Dataset records:
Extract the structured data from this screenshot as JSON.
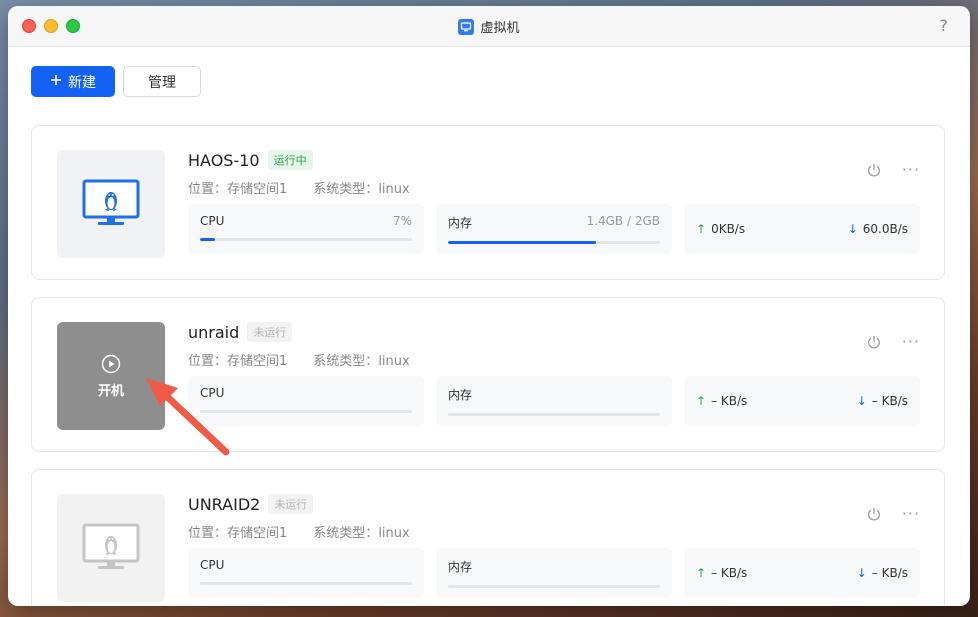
{
  "window": {
    "title": "虚拟机",
    "help": "?"
  },
  "toolbar": {
    "new_label": "新建",
    "manage_label": "管理"
  },
  "labels": {
    "location_prefix": "位置：",
    "os_prefix": "系统类型：",
    "cpu": "CPU",
    "memory": "内存"
  },
  "vms": [
    {
      "name": "HAOS-10",
      "status": "运行中",
      "location": "存储空间1",
      "os": "linux",
      "cpu_value": "7%",
      "cpu_fraction": 0.07,
      "mem_value": "1.4GB / 2GB",
      "mem_fraction": 0.7,
      "net_up": "0KB/s",
      "net_down": "60.0B/s"
    },
    {
      "name": "unraid",
      "status": "未运行",
      "location": "存储空间1",
      "os": "linux",
      "cpu_value": "",
      "cpu_fraction": 0,
      "mem_value": "",
      "mem_fraction": 0,
      "net_up": "– KB/s",
      "net_down": "– KB/s",
      "power_on_label": "开机"
    },
    {
      "name": "UNRAID2",
      "status": "未运行",
      "location": "存储空间1",
      "os": "linux",
      "cpu_value": "",
      "cpu_fraction": 0,
      "mem_value": "",
      "mem_fraction": 0,
      "net_up": "– KB/s",
      "net_down": "– KB/s"
    }
  ],
  "colors": {
    "accent": "#1462f5",
    "running": "#2ea44f",
    "annotation_arrow": "#f05a47"
  }
}
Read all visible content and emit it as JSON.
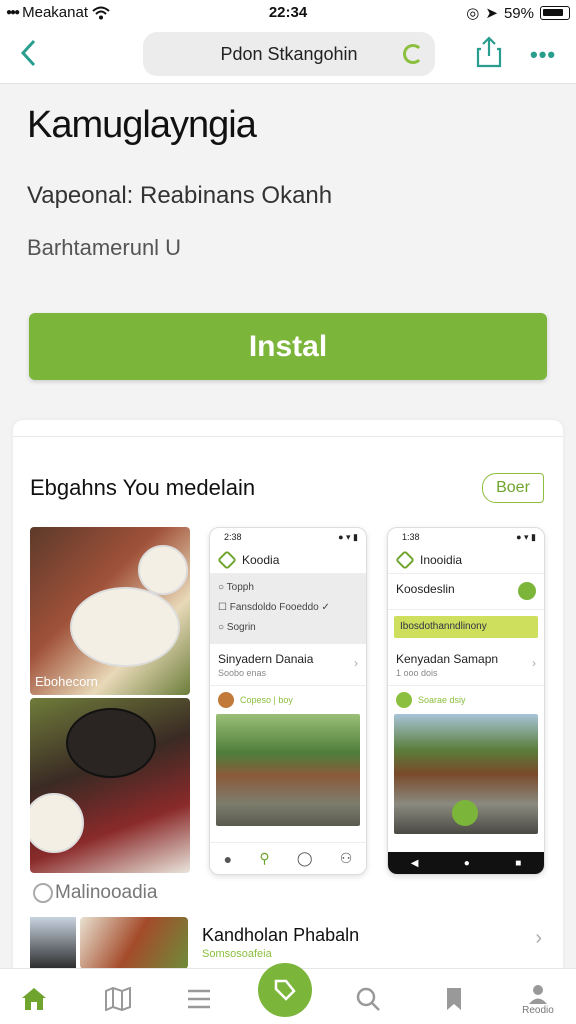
{
  "status_bar": {
    "carrier": "Meakanat",
    "time": "22:34",
    "battery": "59%"
  },
  "nav": {
    "url_text": "Pdon Stkangohin"
  },
  "header": {
    "title": "Kamuglayngia",
    "subtitle": "Vapeonal: Reabinans Okanh",
    "meta": "Barhtamerunl U"
  },
  "install_label": "Instal",
  "section": {
    "title": "Ebgahns You medelain",
    "see_label": "Boer"
  },
  "food": {
    "caption1": "Ebohecorn",
    "caption2": "Malinooadia"
  },
  "phone1": {
    "time": "2:38",
    "app_name": "Koodia",
    "menu": [
      "Topph",
      "Fansdoldo Fooeddo",
      "Sogrin"
    ],
    "item_title": "Sinyadern Danaia",
    "item_sub": "Soobo enas",
    "user": "Copeso | boy"
  },
  "phone2": {
    "time": "1:38",
    "app_name": "Inooidia",
    "item1": "Koosdeslin",
    "highlight": "Ibosdothanndlinony",
    "item_title": "Kenyadan Samapn",
    "item_sub": "1 ooo  dois",
    "user": "Soarae dsiy"
  },
  "list_item": {
    "title": "Kandholan Phabaln",
    "subtitle": "Somsosoafeia"
  },
  "tabbar": {
    "profile_label": "Reodio"
  },
  "colors": {
    "accent_green": "#7bb53a",
    "teal": "#2a9e8e"
  }
}
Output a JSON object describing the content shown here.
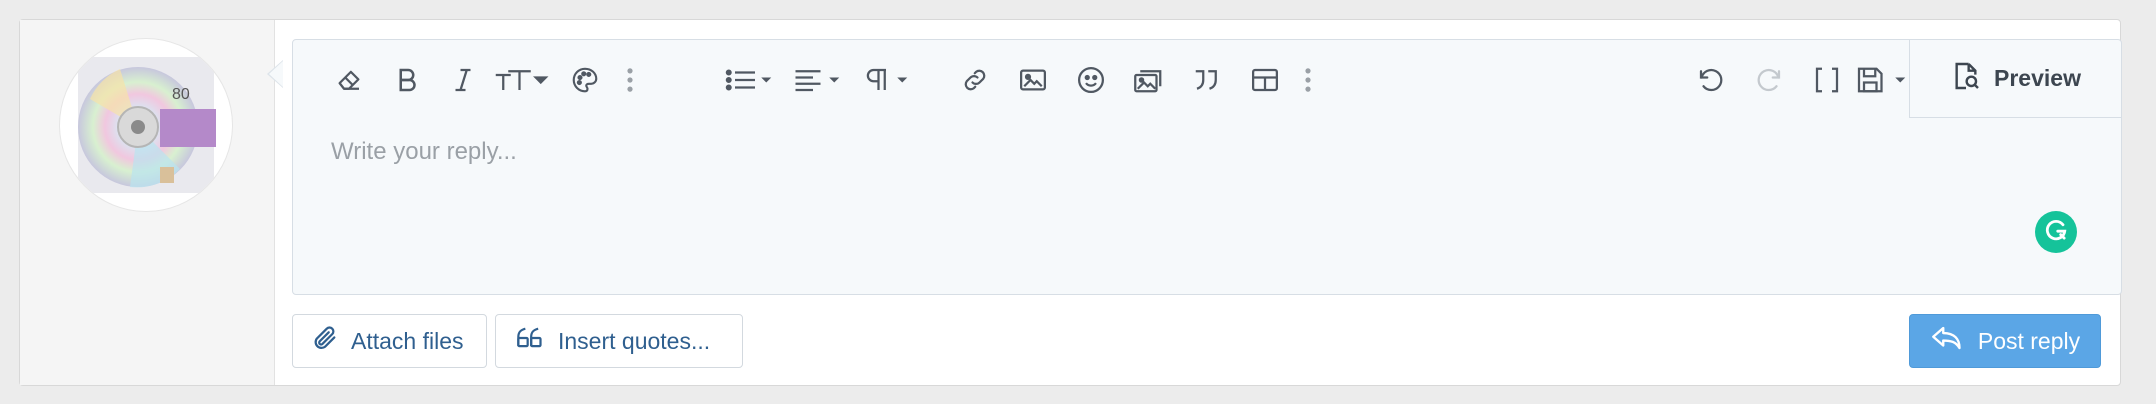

What the task asks: Leave out the pictures and restate everything else word for word.

Reply to the exercise:
Extract the structured data from this screenshot as JSON.
{
  "window": {
    "title": "虚拟机",
    "help": "?"
  },
  "toolbar": {
    "new_label": "新建",
    "manage_label": "管理"
  },
  "labels": {
    "location_prefix": "位置：",
    "os_prefix": "系统类型：",
    "cpu": "CPU",
    "memory": "内存"
  },
  "vms": [
    {
      "name": "HAOS-10",
      "status": "运行中",
      "location": "存储空间1",
      "os": "linux",
      "cpu_value": "7%",
      "cpu_fraction": 0.07,
      "mem_value": "1.4GB / 2GB",
      "mem_fraction": 0.7,
      "net_up": "0KB/s",
      "net_down": "60.0B/s"
    },
    {
      "name": "unraid",
      "status": "未运行",
      "location": "存储空间1",
      "os": "linux",
      "cpu_value": "",
      "cpu_fraction": 0,
      "mem_value": "",
      "mem_fraction": 0,
      "net_up": "– KB/s",
      "net_down": "– KB/s",
      "power_on_label": "开机"
    },
    {
      "name": "UNRAID2",
      "status": "未运行",
      "location": "存储空间1",
      "os": "linux",
      "cpu_value": "",
      "cpu_fraction": 0,
      "mem_value": "",
      "mem_fraction": 0,
      "net_up": "– KB/s",
      "net_down": "– KB/s"
    }
  ],
  "colors": {
    "accent": "#1462f5",
    "running": "#2ea44f",
    "annotation_arrow": "#f05a47"
  }
}
Read all visible content and emit it as JSON.
{
  "status_bar": {
    "carrier": "Meakanat",
    "time": "22:34",
    "battery": "59%"
  },
  "nav": {
    "url_text": "Pdon Stkangohin"
  },
  "header": {
    "title": "Kamuglayngia",
    "subtitle": "Vapeonal: Reabinans Okanh",
    "meta": "Barhtamerunl U"
  },
  "install_label": "Instal",
  "section": {
    "title": "Ebgahns You medelain",
    "see_label": "Boer"
  },
  "food": {
    "caption1": "Ebohecorn",
    "caption2": "Malinooadia"
  },
  "phone1": {
    "time": "2:38",
    "app_name": "Koodia",
    "menu": [
      "Topph",
      "Fansdoldo Fooeddo",
      "Sogrin"
    ],
    "item_title": "Sinyadern Danaia",
    "item_sub": "Soobo enas",
    "user": "Copeso | boy"
  },
  "phone2": {
    "time": "1:38",
    "app_name": "Inooidia",
    "item1": "Koosdeslin",
    "highlight": "Ibosdothanndlinony",
    "item_title": "Kenyadan Samapn",
    "item_sub": "1 ooo  dois",
    "user": "Soarae dsiy"
  },
  "list_item": {
    "title": "Kandholan Phabaln",
    "subtitle": "Somsosoafeia"
  },
  "tabbar": {
    "profile_label": "Reodio"
  },
  "colors": {
    "accent_green": "#7bb53a",
    "teal": "#2a9e8e"
  }
}
Output a JSON object describing the content shown here.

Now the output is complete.